DATASET CONTENT:
-----

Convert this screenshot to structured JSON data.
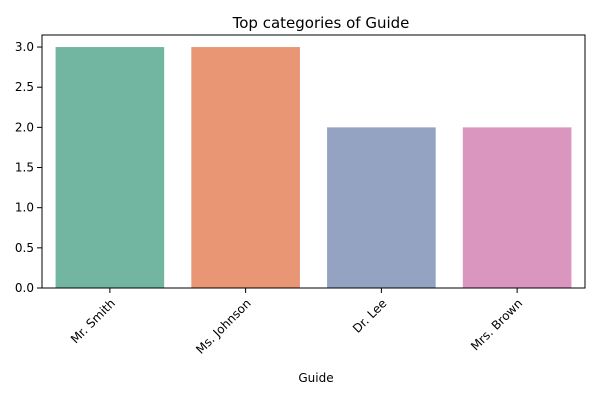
{
  "chart_data": {
    "type": "bar",
    "title": "Top categories of Guide",
    "xlabel": "Guide",
    "ylabel": "",
    "categories": [
      "Mr. Smith",
      "Ms. Johnson",
      "Dr. Lee",
      "Mrs. Brown"
    ],
    "values": [
      3,
      3,
      2,
      2
    ],
    "colors": [
      "#72b6a1",
      "#e99675",
      "#95a3c3",
      "#db96c0"
    ],
    "ylim": [
      0,
      3.15
    ],
    "yticks": [
      0.0,
      0.5,
      1.0,
      1.5,
      2.0,
      2.5,
      3.0
    ],
    "grid": false,
    "legend": "none"
  }
}
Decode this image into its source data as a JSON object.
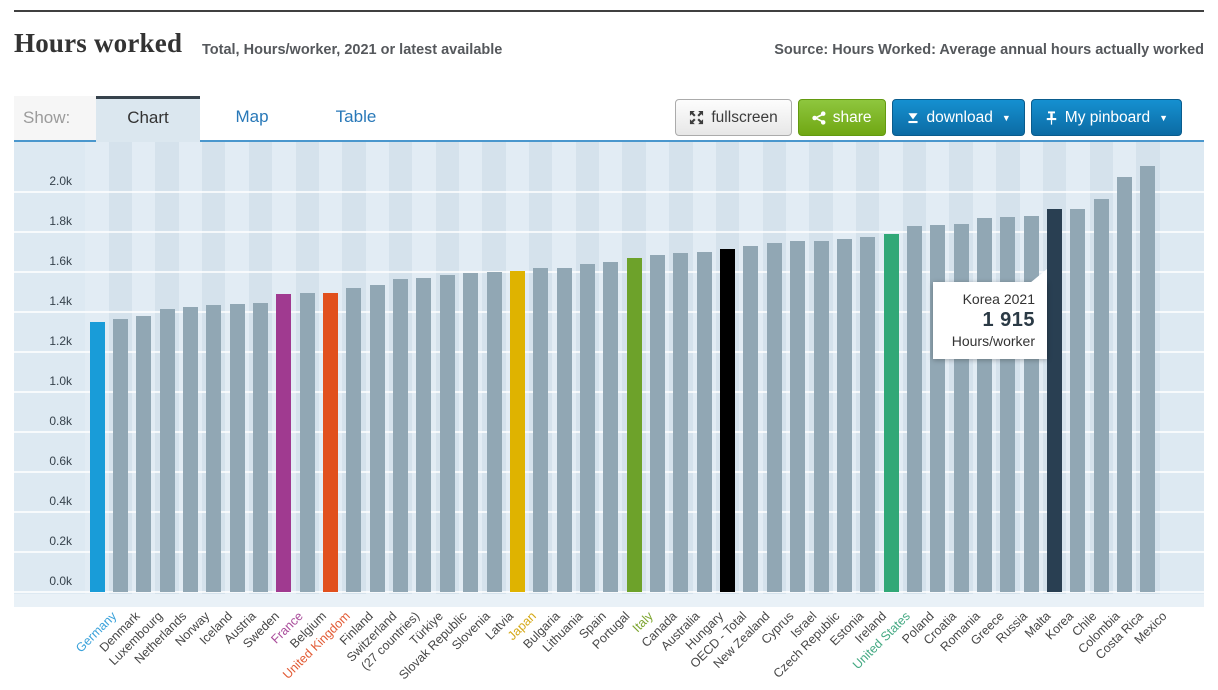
{
  "header": {
    "title": "Hours worked",
    "subtitle": "Total, Hours/worker, 2021 or latest available",
    "source": "Source: Hours Worked: Average annual hours actually worked"
  },
  "tabs": {
    "show_label": "Show:",
    "items": [
      {
        "label": "Chart",
        "active": true
      },
      {
        "label": "Map",
        "active": false
      },
      {
        "label": "Table",
        "active": false
      }
    ]
  },
  "toolbar": {
    "fullscreen_label": "fullscreen",
    "share_label": "share",
    "download_label": "download",
    "pinboard_label": "My pinboard",
    "caret": "▼"
  },
  "tooltip": {
    "title": "Korea 2021",
    "value": "1 915",
    "unit": "Hours/worker"
  },
  "colors": {
    "default_bar": "#91a7b4",
    "plot_bg": "#dde9f2",
    "accent_blue_button": "#0d76b0",
    "accent_green_button": "#7cb427",
    "tab_blue": "#2878b8"
  },
  "chart_data": {
    "type": "bar",
    "title": "Hours worked",
    "subtitle": "Total, Hours/worker, 2021 or latest available",
    "ylabel": "Hours/worker",
    "xlabel": "",
    "ylim": [
      0,
      2260
    ],
    "ytick_step": 200,
    "yticks": [
      "0.0k",
      "0.2k",
      "0.4k",
      "0.6k",
      "0.8k",
      "1.0k",
      "1.2k",
      "1.4k",
      "1.6k",
      "1.8k",
      "2.0k"
    ],
    "grid": true,
    "legend": false,
    "categories": [
      "Germany",
      "Denmark",
      "Luxembourg",
      "Netherlands",
      "Norway",
      "Iceland",
      "Austria",
      "Sweden",
      "France",
      "Belgium",
      "United Kingdom",
      "Finland",
      "Switzerland",
      "(27 countries)",
      "Türkiye",
      "Slovak Republic",
      "Slovenia",
      "Latvia",
      "Japan",
      "Bulgaria",
      "Lithuania",
      "Spain",
      "Portugal",
      "Italy",
      "Canada",
      "Australia",
      "Hungary",
      "OECD - Total",
      "New Zealand",
      "Cyprus",
      "Israel",
      "Czech Republic",
      "Estonia",
      "Ireland",
      "United States",
      "Poland",
      "Croatia",
      "Romania",
      "Greece",
      "Russia",
      "Malta",
      "Korea",
      "Chile",
      "Colombia",
      "Costa Rica",
      "Mexico"
    ],
    "values": [
      1349,
      1363,
      1382,
      1417,
      1427,
      1433,
      1442,
      1444,
      1490,
      1493,
      1497,
      1518,
      1533,
      1566,
      1572,
      1583,
      1596,
      1601,
      1607,
      1619,
      1620,
      1641,
      1649,
      1669,
      1685,
      1694,
      1700,
      1716,
      1730,
      1745,
      1753,
      1754,
      1767,
      1775,
      1791,
      1830,
      1835,
      1838,
      1872,
      1874,
      1882,
      1915,
      1916,
      1964,
      2073,
      2128
    ],
    "bar_colors": {
      "Germany": "#199cd8",
      "France": "#a03a90",
      "United Kingdom": "#e1501d",
      "Japan": "#dfb300",
      "Italy": "#6da22a",
      "OECD - Total": "#000000",
      "United States": "#31a877",
      "Korea": "#293f52"
    },
    "label_colors": {
      "Germany": "#3ba2da",
      "France": "#aa4d9b",
      "United Kingdom": "#e25b35",
      "Japan": "#d5a918",
      "Italy": "#7da530",
      "United States": "#44a983"
    }
  }
}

-----

STATED PROBLEM: All of the data needs repeating exactly, but the pictures do not.

EXPECTED ANSWER:
Convert this screenshot to structured JSON data.
{
  "chart_data": {
    "type": "bar",
    "title": "Top categories of Guide",
    "xlabel": "Guide",
    "ylabel": "",
    "categories": [
      "Mr. Smith",
      "Ms. Johnson",
      "Dr. Lee",
      "Mrs. Brown"
    ],
    "values": [
      3,
      3,
      2,
      2
    ],
    "colors": [
      "#72b6a1",
      "#e99675",
      "#95a3c3",
      "#db96c0"
    ],
    "ylim": [
      0,
      3.15
    ],
    "yticks": [
      0.0,
      0.5,
      1.0,
      1.5,
      2.0,
      2.5,
      3.0
    ],
    "grid": false,
    "legend": "none"
  }
}
Decode this image into its source data as a JSON object.
{
  "header": {
    "title": "Hours worked",
    "subtitle": "Total, Hours/worker, 2021 or latest available",
    "source": "Source: Hours Worked: Average annual hours actually worked"
  },
  "tabs": {
    "show_label": "Show:",
    "items": [
      {
        "label": "Chart",
        "active": true
      },
      {
        "label": "Map",
        "active": false
      },
      {
        "label": "Table",
        "active": false
      }
    ]
  },
  "toolbar": {
    "fullscreen_label": "fullscreen",
    "share_label": "share",
    "download_label": "download",
    "pinboard_label": "My pinboard",
    "caret": "▼"
  },
  "tooltip": {
    "title": "Korea 2021",
    "value": "1 915",
    "unit": "Hours/worker"
  },
  "colors": {
    "default_bar": "#91a7b4",
    "plot_bg": "#dde9f2",
    "accent_blue_button": "#0d76b0",
    "accent_green_button": "#7cb427",
    "tab_blue": "#2878b8"
  },
  "chart_data": {
    "type": "bar",
    "title": "Hours worked",
    "subtitle": "Total, Hours/worker, 2021 or latest available",
    "ylabel": "Hours/worker",
    "xlabel": "",
    "ylim": [
      0,
      2260
    ],
    "ytick_step": 200,
    "yticks": [
      "0.0k",
      "0.2k",
      "0.4k",
      "0.6k",
      "0.8k",
      "1.0k",
      "1.2k",
      "1.4k",
      "1.6k",
      "1.8k",
      "2.0k"
    ],
    "grid": true,
    "legend": false,
    "categories": [
      "Germany",
      "Denmark",
      "Luxembourg",
      "Netherlands",
      "Norway",
      "Iceland",
      "Austria",
      "Sweden",
      "France",
      "Belgium",
      "United Kingdom",
      "Finland",
      "Switzerland",
      "(27 countries)",
      "Türkiye",
      "Slovak Republic",
      "Slovenia",
      "Latvia",
      "Japan",
      "Bulgaria",
      "Lithuania",
      "Spain",
      "Portugal",
      "Italy",
      "Canada",
      "Australia",
      "Hungary",
      "OECD - Total",
      "New Zealand",
      "Cyprus",
      "Israel",
      "Czech Republic",
      "Estonia",
      "Ireland",
      "United States",
      "Poland",
      "Croatia",
      "Romania",
      "Greece",
      "Russia",
      "Malta",
      "Korea",
      "Chile",
      "Colombia",
      "Costa Rica",
      "Mexico"
    ],
    "values": [
      1349,
      1363,
      1382,
      1417,
      1427,
      1433,
      1442,
      1444,
      1490,
      1493,
      1497,
      1518,
      1533,
      1566,
      1572,
      1583,
      1596,
      1601,
      1607,
      1619,
      1620,
      1641,
      1649,
      1669,
      1685,
      1694,
      1700,
      1716,
      1730,
      1745,
      1753,
      1754,
      1767,
      1775,
      1791,
      1830,
      1835,
      1838,
      1872,
      1874,
      1882,
      1915,
      1916,
      1964,
      2073,
      2128
    ],
    "bar_colors": {
      "Germany": "#199cd8",
      "France": "#a03a90",
      "United Kingdom": "#e1501d",
      "Japan": "#dfb300",
      "Italy": "#6da22a",
      "OECD - Total": "#000000",
      "United States": "#31a877",
      "Korea": "#293f52"
    },
    "label_colors": {
      "Germany": "#3ba2da",
      "France": "#aa4d9b",
      "United Kingdom": "#e25b35",
      "Japan": "#d5a918",
      "Italy": "#7da530",
      "United States": "#44a983"
    }
  }
}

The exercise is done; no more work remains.